* [PROBLEM]: Copy the rows below, starting with the line containing "Where is each" and ending with the line containing "menu-save-as[interactable]: Save As", and include both of those lines. Leave out the pictures.

* [RECORDS FOR THIS EXERCISE]:
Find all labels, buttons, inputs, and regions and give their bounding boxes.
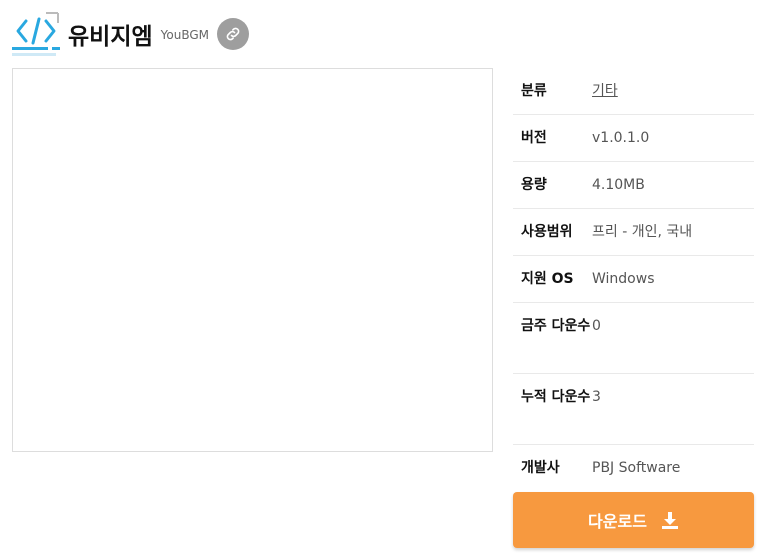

* * *

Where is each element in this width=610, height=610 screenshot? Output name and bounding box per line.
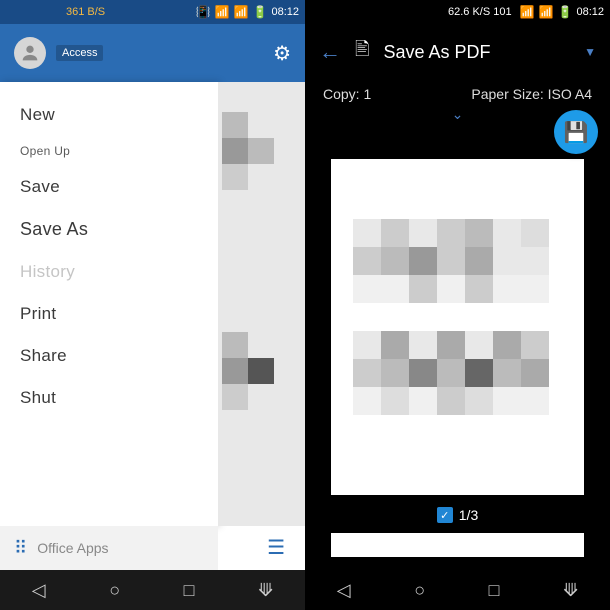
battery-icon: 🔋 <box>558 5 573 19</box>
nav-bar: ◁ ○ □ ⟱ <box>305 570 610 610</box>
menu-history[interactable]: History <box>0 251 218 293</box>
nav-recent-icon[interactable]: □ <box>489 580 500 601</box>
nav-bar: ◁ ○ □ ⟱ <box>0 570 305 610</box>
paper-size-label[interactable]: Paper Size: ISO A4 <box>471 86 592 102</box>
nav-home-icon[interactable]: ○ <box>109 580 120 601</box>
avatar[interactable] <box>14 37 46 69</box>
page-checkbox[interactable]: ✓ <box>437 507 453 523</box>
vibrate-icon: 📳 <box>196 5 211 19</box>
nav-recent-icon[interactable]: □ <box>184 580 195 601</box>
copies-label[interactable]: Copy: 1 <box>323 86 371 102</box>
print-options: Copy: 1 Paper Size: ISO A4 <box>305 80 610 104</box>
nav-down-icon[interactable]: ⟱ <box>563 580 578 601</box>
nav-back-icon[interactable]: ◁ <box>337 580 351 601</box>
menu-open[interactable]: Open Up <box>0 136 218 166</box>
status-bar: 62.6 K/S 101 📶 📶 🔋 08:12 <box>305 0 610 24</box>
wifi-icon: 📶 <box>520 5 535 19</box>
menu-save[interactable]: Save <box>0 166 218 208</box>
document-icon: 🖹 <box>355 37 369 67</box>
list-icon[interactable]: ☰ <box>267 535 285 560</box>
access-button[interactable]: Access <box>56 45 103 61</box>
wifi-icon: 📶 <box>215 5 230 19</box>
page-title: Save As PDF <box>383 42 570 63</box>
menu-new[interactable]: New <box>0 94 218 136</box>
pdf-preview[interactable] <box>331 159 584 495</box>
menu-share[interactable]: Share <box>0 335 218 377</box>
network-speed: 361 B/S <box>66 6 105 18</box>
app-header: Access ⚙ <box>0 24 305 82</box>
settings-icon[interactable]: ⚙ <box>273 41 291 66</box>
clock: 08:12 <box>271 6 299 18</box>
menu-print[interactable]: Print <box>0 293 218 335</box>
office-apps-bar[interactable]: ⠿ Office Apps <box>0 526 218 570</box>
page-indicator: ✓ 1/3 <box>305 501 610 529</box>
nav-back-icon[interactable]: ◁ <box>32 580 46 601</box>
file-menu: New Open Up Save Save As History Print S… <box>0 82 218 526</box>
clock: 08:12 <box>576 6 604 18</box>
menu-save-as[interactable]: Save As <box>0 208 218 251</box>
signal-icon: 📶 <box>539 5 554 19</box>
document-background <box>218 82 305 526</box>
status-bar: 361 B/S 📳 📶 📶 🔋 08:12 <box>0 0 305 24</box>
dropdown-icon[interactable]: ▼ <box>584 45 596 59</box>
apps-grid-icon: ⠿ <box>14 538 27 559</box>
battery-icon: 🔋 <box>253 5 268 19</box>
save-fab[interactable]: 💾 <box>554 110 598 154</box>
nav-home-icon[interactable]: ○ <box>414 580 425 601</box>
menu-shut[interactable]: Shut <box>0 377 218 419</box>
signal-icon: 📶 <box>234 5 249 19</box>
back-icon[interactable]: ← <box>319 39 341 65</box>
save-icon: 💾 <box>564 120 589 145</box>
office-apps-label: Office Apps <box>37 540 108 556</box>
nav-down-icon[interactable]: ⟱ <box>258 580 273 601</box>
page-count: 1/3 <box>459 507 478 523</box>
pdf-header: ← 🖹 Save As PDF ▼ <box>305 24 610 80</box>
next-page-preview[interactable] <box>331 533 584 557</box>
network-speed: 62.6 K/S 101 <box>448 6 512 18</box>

* * *

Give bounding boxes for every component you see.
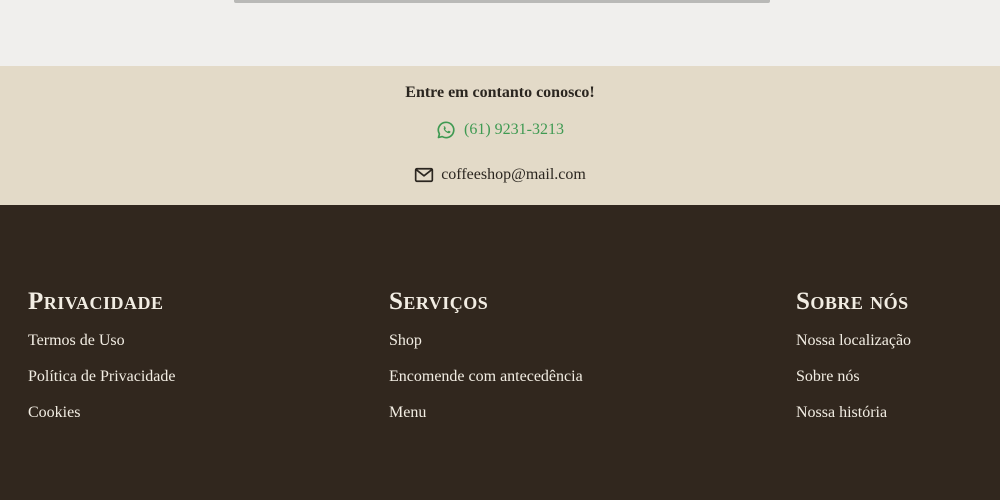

* [FULL OUTPUT]:
Where is each element in this width=610, height=610 screenshot? Output name and bounding box per line.
battery-icon: 🔋 <box>558 5 573 19</box>
nav-bar: ◁ ○ □ ⟱ <box>305 570 610 610</box>
menu-history[interactable]: History <box>0 251 218 293</box>
nav-recent-icon[interactable]: □ <box>489 580 500 601</box>
nav-bar: ◁ ○ □ ⟱ <box>0 570 305 610</box>
paper-size-label[interactable]: Paper Size: ISO A4 <box>471 86 592 102</box>
nav-home-icon[interactable]: ○ <box>109 580 120 601</box>
avatar[interactable] <box>14 37 46 69</box>
page-checkbox[interactable]: ✓ <box>437 507 453 523</box>
vibrate-icon: 📳 <box>196 5 211 19</box>
nav-recent-icon[interactable]: □ <box>184 580 195 601</box>
copies-label[interactable]: Copy: 1 <box>323 86 371 102</box>
print-options: Copy: 1 Paper Size: ISO A4 <box>305 80 610 104</box>
nav-down-icon[interactable]: ⟱ <box>563 580 578 601</box>
nav-back-icon[interactable]: ◁ <box>337 580 351 601</box>
menu-open[interactable]: Open Up <box>0 136 218 166</box>
status-bar: 62.6 K/S 101 📶 📶 🔋 08:12 <box>305 0 610 24</box>
wifi-icon: 📶 <box>520 5 535 19</box>
menu-save[interactable]: Save <box>0 166 218 208</box>
document-icon: 🖹 <box>355 37 369 67</box>
list-icon[interactable]: ☰ <box>267 535 285 560</box>
access-button[interactable]: Access <box>56 45 103 61</box>
wifi-icon: 📶 <box>215 5 230 19</box>
page-title: Save As PDF <box>383 42 570 63</box>
menu-new[interactable]: New <box>0 94 218 136</box>
pdf-preview[interactable] <box>331 159 584 495</box>
menu-share[interactable]: Share <box>0 335 218 377</box>
network-speed: 361 B/S <box>66 6 105 18</box>
app-header: Access ⚙ <box>0 24 305 82</box>
settings-icon[interactable]: ⚙ <box>273 41 291 66</box>
clock: 08:12 <box>271 6 299 18</box>
menu-print[interactable]: Print <box>0 293 218 335</box>
office-apps-bar[interactable]: ⠿ Office Apps <box>0 526 218 570</box>
page-indicator: ✓ 1/3 <box>305 501 610 529</box>
nav-back-icon[interactable]: ◁ <box>32 580 46 601</box>
file-menu: New Open Up Save Save As History Print S… <box>0 82 218 526</box>
clock: 08:12 <box>576 6 604 18</box>
menu-save-as[interactable]: Save As <box>0 208 218 251</box>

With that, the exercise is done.